## What you will do
Omit the pictures, then write out every entry exactly as it reads.

## Data for this task

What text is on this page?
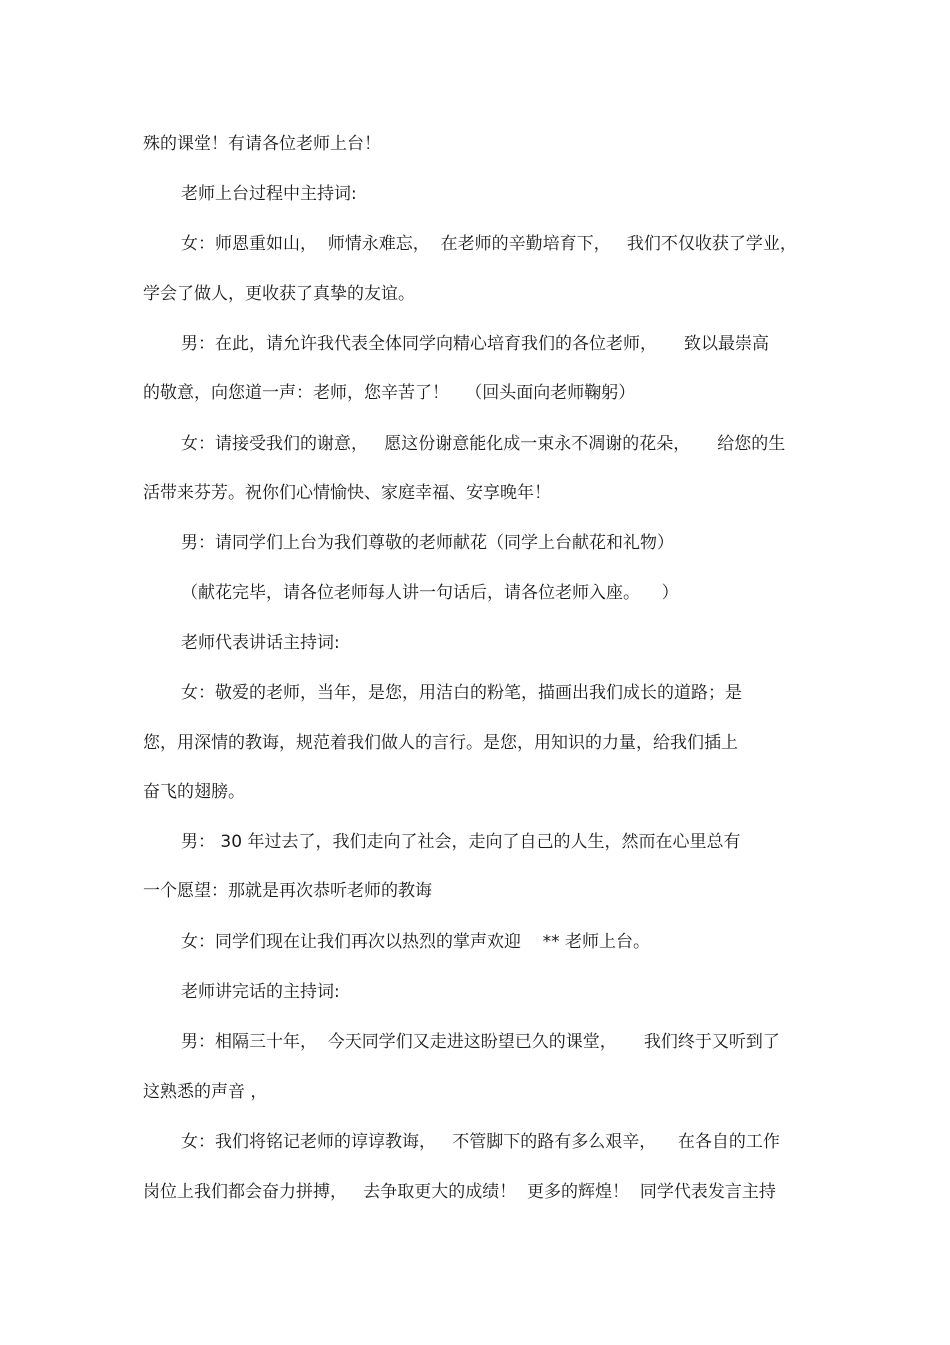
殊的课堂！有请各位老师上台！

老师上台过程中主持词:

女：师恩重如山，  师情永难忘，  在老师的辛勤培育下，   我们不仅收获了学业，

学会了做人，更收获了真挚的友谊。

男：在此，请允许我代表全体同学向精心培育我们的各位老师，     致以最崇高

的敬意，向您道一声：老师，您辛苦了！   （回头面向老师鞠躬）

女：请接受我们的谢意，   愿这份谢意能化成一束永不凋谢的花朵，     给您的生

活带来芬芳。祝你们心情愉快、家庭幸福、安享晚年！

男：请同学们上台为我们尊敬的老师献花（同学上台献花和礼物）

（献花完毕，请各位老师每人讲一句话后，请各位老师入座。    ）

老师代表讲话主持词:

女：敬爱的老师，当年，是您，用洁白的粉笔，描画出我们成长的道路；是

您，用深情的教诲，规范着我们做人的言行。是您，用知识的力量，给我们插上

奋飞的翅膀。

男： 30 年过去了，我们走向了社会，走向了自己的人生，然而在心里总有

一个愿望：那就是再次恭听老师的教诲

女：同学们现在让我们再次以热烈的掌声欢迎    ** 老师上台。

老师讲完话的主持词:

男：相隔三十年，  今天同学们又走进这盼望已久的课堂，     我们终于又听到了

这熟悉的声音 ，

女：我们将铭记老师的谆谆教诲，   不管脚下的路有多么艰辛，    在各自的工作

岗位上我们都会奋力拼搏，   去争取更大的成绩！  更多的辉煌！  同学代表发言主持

## Task output
What text is on this page?
殊的课堂！有请各位老师上台！

老师上台过程中主持词:

女：师恩重如山，  师情永难忘，  在老师的辛勤培育下，   我们不仅收获了学业，

学会了做人，更收获了真挚的友谊。

男：在此，请允许我代表全体同学向精心培育我们的各位老师，     致以最崇高

的敬意，向您道一声：老师，您辛苦了！   （回头面向老师鞠躬）

女：请接受我们的谢意，   愿这份谢意能化成一束永不凋谢的花朵，     给您的生

活带来芬芳。祝你们心情愉快、家庭幸福、安享晚年！

男：请同学们上台为我们尊敬的老师献花（同学上台献花和礼物）

（献花完毕，请各位老师每人讲一句话后，请各位老师入座。    ）

老师代表讲话主持词:

女：敬爱的老师，当年，是您，用洁白的粉笔，描画出我们成长的道路；是

您，用深情的教诲，规范着我们做人的言行。是您，用知识的力量，给我们插上

奋飞的翅膀。

男： 30 年过去了，我们走向了社会，走向了自己的人生，然而在心里总有

一个愿望：那就是再次恭听老师的教诲

女：同学们现在让我们再次以热烈的掌声欢迎    ** 老师上台。

老师讲完话的主持词:

男：相隔三十年，  今天同学们又走进这盼望已久的课堂，     我们终于又听到了

这熟悉的声音 ，

女：我们将铭记老师的谆谆教诲，   不管脚下的路有多么艰辛，    在各自的工作

岗位上我们都会奋力拼搏，   去争取更大的成绩！  更多的辉煌！  同学代表发言主持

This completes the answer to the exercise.